* _Input_:

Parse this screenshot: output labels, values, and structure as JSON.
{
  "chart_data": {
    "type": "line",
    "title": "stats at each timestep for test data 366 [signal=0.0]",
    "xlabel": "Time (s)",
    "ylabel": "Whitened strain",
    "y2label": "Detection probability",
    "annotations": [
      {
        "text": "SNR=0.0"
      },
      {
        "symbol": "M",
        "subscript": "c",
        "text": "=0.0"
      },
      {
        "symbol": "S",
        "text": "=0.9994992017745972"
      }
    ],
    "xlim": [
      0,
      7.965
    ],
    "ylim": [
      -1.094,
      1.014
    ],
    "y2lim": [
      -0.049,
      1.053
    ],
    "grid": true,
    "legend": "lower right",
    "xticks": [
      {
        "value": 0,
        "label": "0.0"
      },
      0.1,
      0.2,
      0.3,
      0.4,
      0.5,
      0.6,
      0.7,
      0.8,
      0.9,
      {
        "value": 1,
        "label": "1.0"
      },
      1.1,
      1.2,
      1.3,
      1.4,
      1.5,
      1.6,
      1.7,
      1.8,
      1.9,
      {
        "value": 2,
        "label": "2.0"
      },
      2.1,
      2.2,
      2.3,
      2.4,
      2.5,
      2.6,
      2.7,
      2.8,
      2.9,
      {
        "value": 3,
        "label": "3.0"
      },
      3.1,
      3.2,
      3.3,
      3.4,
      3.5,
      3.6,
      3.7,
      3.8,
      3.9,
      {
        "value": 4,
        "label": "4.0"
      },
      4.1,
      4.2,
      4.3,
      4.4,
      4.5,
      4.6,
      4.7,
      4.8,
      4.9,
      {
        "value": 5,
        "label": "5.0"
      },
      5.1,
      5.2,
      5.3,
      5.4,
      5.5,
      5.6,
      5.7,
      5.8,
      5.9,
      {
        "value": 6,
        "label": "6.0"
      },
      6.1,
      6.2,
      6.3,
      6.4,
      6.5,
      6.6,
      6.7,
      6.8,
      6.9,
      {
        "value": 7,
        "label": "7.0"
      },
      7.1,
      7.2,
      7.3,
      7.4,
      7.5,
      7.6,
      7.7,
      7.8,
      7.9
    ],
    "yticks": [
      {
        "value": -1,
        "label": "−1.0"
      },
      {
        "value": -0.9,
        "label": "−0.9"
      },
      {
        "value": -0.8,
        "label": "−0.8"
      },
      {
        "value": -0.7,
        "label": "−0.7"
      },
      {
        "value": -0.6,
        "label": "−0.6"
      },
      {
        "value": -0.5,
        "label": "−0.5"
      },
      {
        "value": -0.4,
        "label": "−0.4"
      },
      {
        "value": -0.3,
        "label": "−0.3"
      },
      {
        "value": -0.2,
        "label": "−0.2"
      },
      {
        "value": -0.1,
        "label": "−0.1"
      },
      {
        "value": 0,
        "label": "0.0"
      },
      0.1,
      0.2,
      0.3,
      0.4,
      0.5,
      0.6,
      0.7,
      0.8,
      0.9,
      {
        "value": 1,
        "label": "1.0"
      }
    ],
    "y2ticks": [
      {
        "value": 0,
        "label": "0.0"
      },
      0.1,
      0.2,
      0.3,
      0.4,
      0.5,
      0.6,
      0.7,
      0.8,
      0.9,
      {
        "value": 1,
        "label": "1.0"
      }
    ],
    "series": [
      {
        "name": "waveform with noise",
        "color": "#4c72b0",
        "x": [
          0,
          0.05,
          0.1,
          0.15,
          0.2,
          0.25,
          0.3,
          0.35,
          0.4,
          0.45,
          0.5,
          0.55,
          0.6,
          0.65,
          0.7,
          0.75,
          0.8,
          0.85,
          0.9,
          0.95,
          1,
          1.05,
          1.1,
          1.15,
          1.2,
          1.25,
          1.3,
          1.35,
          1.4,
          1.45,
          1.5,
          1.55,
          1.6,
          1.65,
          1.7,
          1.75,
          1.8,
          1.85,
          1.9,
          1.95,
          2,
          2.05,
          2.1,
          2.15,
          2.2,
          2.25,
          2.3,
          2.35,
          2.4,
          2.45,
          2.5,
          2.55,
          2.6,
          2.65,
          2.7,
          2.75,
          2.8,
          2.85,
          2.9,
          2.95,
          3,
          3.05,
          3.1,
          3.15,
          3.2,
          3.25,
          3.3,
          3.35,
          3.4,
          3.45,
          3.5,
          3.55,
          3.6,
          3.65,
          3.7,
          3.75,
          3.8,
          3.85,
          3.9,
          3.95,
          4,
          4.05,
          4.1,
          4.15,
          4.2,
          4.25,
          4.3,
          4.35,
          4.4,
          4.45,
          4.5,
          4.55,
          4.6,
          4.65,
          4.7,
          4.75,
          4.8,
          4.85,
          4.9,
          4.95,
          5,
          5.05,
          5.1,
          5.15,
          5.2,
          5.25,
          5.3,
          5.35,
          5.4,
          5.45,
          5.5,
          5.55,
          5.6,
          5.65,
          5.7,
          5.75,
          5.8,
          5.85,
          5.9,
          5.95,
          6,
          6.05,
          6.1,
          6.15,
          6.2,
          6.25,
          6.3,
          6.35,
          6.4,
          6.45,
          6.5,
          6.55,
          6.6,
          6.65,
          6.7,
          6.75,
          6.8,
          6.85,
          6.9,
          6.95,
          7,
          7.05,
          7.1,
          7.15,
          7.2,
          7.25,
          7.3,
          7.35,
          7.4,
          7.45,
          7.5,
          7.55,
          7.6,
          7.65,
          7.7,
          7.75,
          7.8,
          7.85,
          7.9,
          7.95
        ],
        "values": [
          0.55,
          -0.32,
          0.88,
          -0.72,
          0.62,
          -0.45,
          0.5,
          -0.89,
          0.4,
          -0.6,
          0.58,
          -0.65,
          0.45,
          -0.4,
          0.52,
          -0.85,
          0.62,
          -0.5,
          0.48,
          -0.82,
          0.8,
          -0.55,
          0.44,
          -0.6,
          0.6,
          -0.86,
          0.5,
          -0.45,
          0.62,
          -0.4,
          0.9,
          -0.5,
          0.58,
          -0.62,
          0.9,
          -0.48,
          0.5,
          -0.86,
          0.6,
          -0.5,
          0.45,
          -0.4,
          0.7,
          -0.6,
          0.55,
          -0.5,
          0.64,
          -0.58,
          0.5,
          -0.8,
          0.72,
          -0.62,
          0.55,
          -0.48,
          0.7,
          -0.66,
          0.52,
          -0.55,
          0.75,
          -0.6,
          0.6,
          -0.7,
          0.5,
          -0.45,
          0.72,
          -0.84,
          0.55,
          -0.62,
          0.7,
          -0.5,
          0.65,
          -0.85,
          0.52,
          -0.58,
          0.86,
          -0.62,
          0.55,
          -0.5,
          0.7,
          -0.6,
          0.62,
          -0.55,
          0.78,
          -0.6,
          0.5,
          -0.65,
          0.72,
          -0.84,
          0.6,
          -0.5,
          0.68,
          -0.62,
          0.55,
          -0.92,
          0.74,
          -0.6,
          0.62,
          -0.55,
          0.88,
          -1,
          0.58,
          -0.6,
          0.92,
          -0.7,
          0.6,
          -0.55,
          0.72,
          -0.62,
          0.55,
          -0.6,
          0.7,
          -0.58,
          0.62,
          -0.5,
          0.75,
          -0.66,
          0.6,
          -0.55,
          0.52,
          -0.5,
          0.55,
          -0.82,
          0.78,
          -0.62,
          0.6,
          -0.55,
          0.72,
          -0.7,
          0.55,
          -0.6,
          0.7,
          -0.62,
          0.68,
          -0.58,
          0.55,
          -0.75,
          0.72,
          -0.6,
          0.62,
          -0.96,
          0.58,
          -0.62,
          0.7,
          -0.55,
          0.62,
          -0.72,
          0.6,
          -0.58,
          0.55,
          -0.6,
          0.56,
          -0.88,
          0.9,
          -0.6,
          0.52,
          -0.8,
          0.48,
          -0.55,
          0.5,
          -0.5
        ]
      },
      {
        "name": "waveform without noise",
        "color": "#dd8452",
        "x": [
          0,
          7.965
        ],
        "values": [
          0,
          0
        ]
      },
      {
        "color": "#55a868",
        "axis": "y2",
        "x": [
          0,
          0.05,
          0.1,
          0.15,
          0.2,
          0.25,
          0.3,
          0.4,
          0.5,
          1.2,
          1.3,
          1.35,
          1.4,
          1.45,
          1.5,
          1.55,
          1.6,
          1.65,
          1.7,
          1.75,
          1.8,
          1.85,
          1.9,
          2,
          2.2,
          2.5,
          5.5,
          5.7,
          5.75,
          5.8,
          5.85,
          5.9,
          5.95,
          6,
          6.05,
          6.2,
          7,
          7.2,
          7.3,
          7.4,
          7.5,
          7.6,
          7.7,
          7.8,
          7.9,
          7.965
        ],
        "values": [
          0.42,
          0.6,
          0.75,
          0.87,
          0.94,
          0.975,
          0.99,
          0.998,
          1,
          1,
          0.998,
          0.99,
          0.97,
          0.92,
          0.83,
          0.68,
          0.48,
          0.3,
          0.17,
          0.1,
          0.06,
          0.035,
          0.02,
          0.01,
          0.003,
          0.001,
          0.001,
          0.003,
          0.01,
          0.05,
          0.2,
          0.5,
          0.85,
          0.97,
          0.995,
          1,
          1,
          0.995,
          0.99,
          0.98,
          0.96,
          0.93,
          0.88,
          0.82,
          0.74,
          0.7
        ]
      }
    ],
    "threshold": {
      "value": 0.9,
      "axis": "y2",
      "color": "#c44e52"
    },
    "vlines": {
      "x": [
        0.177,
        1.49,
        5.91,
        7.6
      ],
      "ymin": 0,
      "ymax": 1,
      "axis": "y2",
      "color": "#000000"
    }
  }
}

* _What to work on_:
Where a line contains "noise", copy that line.

* _The reply_:
        "name": "waveform with noise",
        "name": "waveform without noise",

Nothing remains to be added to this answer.